Work instructions: Pictures are not part of the answer. Return the lines from the one containing "Transcribe this chart's" through the end of the data, both included, exactly as they appear.

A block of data
§
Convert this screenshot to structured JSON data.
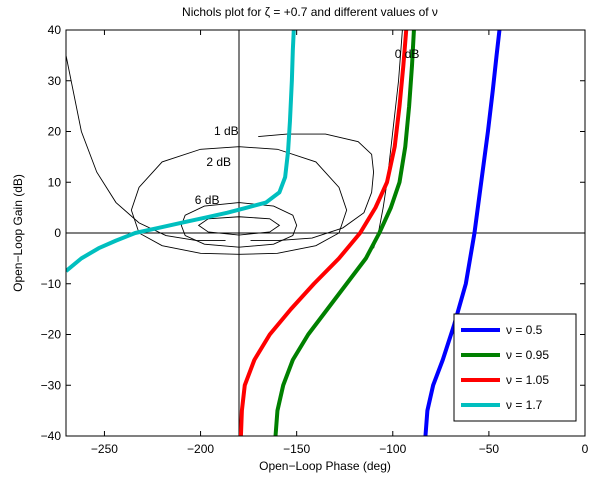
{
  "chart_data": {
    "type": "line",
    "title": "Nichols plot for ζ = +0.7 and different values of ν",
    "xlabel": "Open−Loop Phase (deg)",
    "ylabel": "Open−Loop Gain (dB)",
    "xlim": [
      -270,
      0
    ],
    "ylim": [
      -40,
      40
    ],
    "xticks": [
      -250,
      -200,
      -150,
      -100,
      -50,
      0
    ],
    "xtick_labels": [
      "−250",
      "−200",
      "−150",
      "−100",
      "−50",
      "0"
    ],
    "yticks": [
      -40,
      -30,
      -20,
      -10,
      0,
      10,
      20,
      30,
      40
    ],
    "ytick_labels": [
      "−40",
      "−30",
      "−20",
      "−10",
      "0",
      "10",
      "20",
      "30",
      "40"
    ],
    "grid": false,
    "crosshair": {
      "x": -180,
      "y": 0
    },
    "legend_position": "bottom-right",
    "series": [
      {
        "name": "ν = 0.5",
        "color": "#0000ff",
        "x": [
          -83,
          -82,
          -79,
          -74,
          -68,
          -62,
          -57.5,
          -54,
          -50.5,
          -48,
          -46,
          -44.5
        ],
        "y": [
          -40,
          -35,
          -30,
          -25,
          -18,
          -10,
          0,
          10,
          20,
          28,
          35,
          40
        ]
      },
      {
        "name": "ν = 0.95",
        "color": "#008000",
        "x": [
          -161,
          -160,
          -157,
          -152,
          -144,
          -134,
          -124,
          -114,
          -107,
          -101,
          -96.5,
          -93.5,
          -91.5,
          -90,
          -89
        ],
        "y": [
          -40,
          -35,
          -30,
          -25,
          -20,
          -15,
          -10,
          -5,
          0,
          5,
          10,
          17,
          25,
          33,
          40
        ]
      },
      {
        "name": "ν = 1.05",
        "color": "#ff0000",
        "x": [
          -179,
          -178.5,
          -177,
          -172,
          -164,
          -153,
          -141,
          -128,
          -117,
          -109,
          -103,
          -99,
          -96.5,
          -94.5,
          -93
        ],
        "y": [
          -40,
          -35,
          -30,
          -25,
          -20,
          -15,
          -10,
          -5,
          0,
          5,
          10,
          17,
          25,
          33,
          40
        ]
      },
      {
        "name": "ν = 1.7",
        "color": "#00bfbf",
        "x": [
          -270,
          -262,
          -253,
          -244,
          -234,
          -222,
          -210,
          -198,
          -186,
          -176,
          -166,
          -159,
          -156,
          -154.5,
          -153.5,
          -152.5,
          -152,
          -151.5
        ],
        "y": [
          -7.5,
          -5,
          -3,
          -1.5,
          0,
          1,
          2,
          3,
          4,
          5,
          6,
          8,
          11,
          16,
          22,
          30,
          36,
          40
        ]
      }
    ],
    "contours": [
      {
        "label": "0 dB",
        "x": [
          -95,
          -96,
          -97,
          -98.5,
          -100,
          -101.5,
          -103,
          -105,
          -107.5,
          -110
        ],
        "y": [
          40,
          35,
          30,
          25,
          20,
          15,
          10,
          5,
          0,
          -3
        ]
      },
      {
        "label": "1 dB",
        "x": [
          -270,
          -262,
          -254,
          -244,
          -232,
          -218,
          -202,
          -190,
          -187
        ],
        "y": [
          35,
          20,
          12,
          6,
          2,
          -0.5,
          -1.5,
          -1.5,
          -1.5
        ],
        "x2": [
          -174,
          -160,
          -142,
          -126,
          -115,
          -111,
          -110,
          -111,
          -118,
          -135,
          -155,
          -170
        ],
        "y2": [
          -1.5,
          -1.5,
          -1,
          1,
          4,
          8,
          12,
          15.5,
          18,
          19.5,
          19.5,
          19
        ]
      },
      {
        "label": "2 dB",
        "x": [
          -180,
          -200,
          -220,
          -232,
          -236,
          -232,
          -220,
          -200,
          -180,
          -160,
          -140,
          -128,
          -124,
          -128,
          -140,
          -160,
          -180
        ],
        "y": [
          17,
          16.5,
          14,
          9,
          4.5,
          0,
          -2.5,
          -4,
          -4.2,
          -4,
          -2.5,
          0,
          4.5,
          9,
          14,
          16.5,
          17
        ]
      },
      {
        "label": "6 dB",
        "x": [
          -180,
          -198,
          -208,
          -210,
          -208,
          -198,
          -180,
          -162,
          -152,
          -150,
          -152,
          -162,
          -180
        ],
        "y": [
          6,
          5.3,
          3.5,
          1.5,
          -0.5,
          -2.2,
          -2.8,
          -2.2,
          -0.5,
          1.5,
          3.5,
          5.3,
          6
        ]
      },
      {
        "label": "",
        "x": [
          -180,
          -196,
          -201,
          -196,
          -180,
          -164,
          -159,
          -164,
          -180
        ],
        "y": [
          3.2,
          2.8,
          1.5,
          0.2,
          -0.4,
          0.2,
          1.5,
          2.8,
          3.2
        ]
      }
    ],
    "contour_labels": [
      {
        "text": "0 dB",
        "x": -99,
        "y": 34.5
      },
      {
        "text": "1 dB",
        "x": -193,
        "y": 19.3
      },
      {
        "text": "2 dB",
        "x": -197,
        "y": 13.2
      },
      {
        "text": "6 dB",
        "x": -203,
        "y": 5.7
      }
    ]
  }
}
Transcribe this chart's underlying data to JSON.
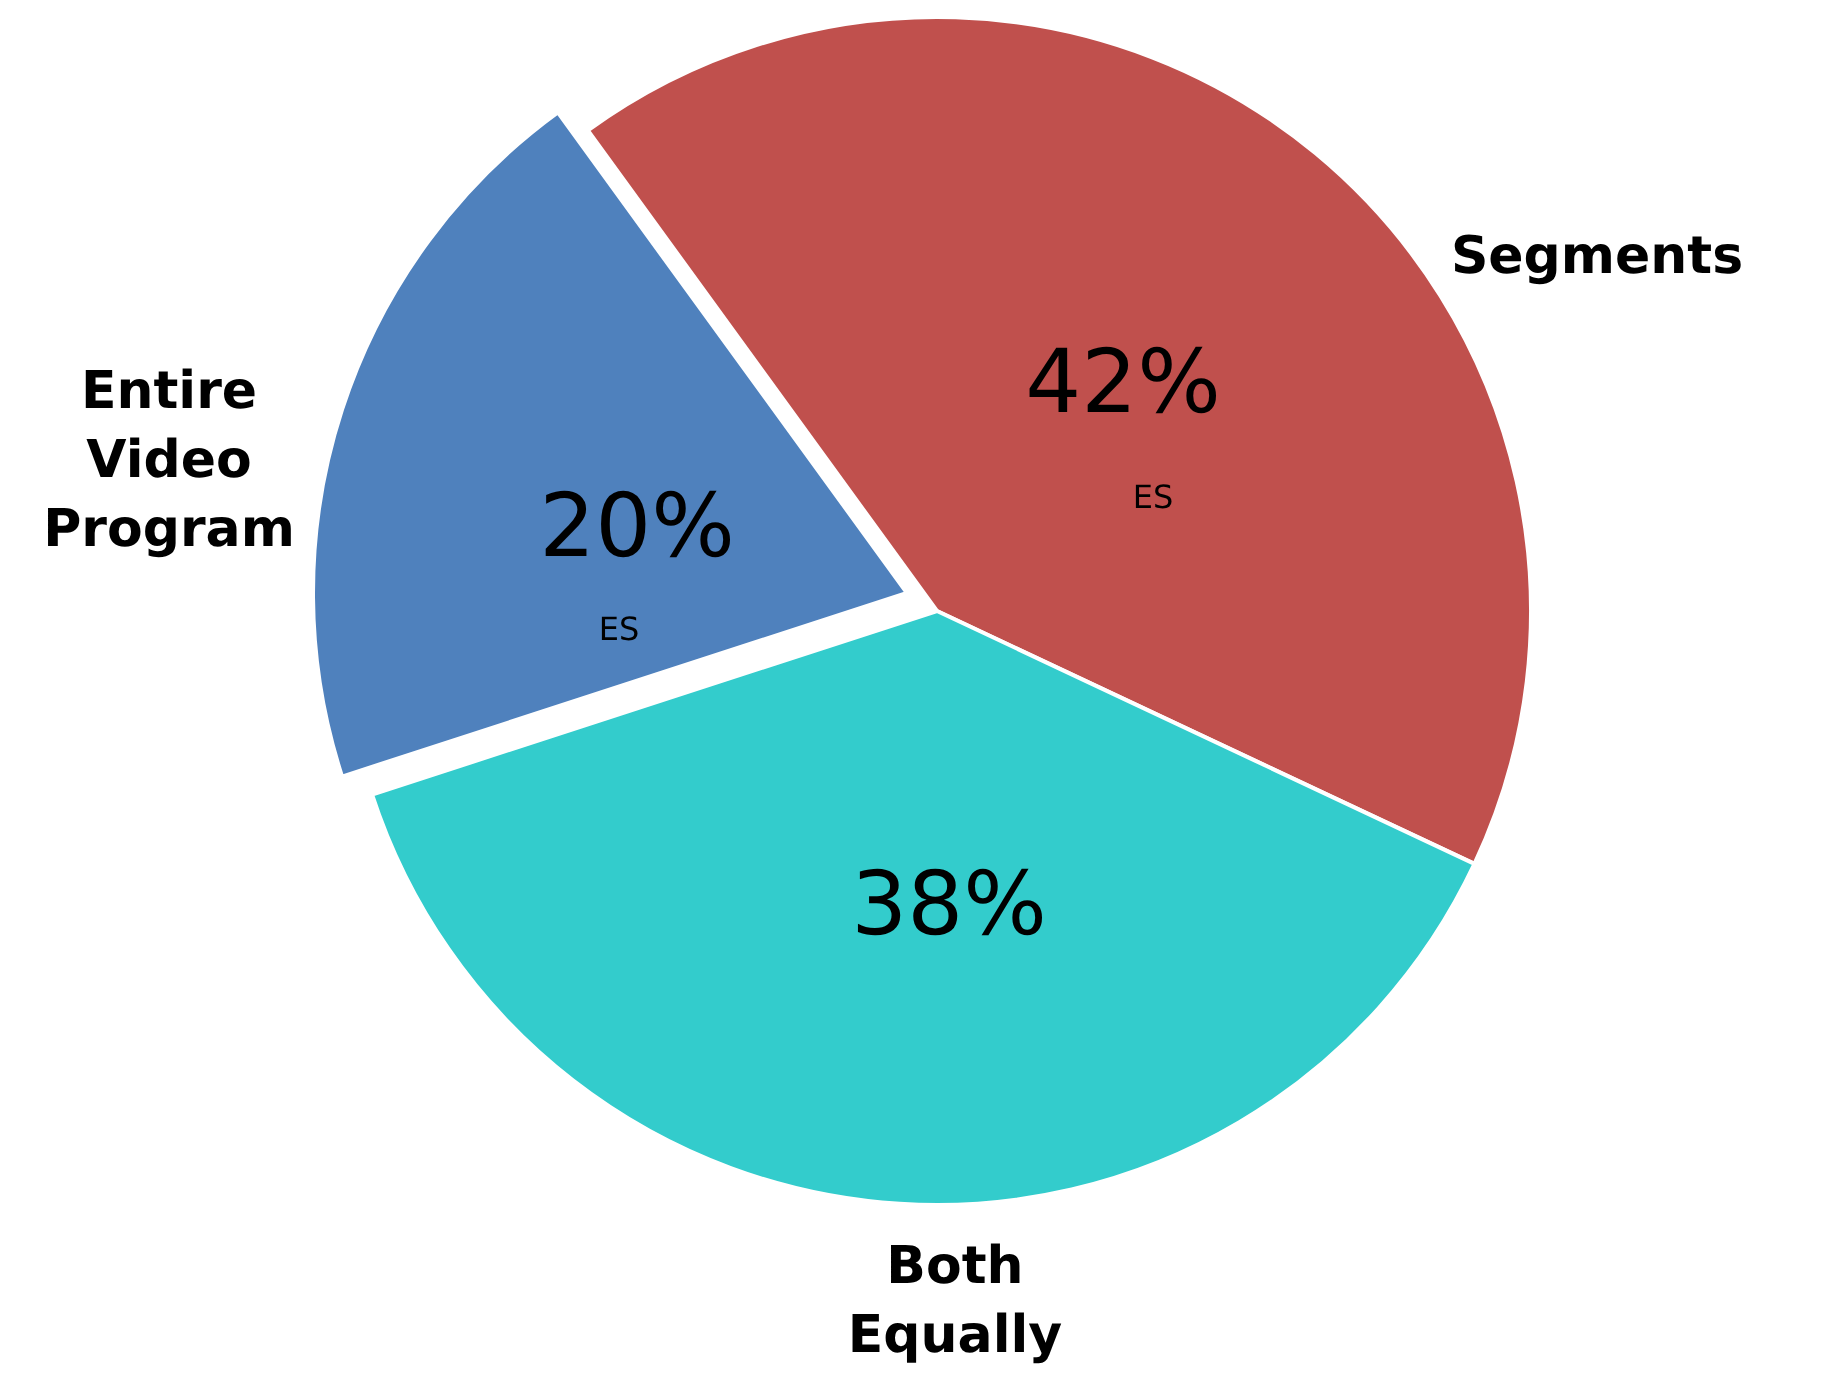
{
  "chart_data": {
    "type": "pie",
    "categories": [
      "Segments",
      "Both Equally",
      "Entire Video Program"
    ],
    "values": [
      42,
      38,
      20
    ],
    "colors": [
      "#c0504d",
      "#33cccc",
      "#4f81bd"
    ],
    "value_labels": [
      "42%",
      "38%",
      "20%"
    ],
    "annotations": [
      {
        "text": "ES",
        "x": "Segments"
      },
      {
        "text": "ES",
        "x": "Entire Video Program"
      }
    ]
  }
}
§
Result of the exercise:
Transcribe this chart's underlying data to JSON.
{
  "chart_data": {
    "type": "pie",
    "categories": [
      "Segments",
      "Both Equally",
      "Entire Video Program"
    ],
    "values": [
      42,
      38,
      20
    ],
    "colors": [
      "#c0504d",
      "#33cccc",
      "#4f81bd"
    ],
    "value_labels": [
      "42%",
      "38%",
      "20%"
    ],
    "annotations": [
      {
        "text": "ES",
        "x": "Segments"
      },
      {
        "text": "ES",
        "x": "Entire Video Program"
      }
    ]
  }
}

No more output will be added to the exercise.